* BEGIN EXERCISE INPUTS *
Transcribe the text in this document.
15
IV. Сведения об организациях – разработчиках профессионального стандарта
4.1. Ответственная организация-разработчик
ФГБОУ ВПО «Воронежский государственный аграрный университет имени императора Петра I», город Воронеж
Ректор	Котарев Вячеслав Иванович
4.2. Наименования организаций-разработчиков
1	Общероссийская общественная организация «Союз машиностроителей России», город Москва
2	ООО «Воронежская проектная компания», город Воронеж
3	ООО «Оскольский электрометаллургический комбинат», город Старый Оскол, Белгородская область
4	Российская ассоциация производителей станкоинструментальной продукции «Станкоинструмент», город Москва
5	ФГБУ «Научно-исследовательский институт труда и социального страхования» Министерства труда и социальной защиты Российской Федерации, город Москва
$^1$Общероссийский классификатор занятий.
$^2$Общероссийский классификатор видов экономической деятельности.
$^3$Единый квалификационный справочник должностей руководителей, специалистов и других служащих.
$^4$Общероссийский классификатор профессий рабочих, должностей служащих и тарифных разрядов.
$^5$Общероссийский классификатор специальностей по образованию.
* END EXERCISE INPUTS *
== WHAT YOU HAVE TO DO ==
Pick out each line that holds the string "классификатор".

== THE COMPLETED TASK ==
$^1$Общероссийский классификатор занятий.
$^2$Общероссийский классификатор видов экономической деятельности.
$^4$Общероссийский классификатор профессий рабочих, должностей служащих и тарифных разрядов.
$^5$Общероссийский классификатор специальностей по образованию.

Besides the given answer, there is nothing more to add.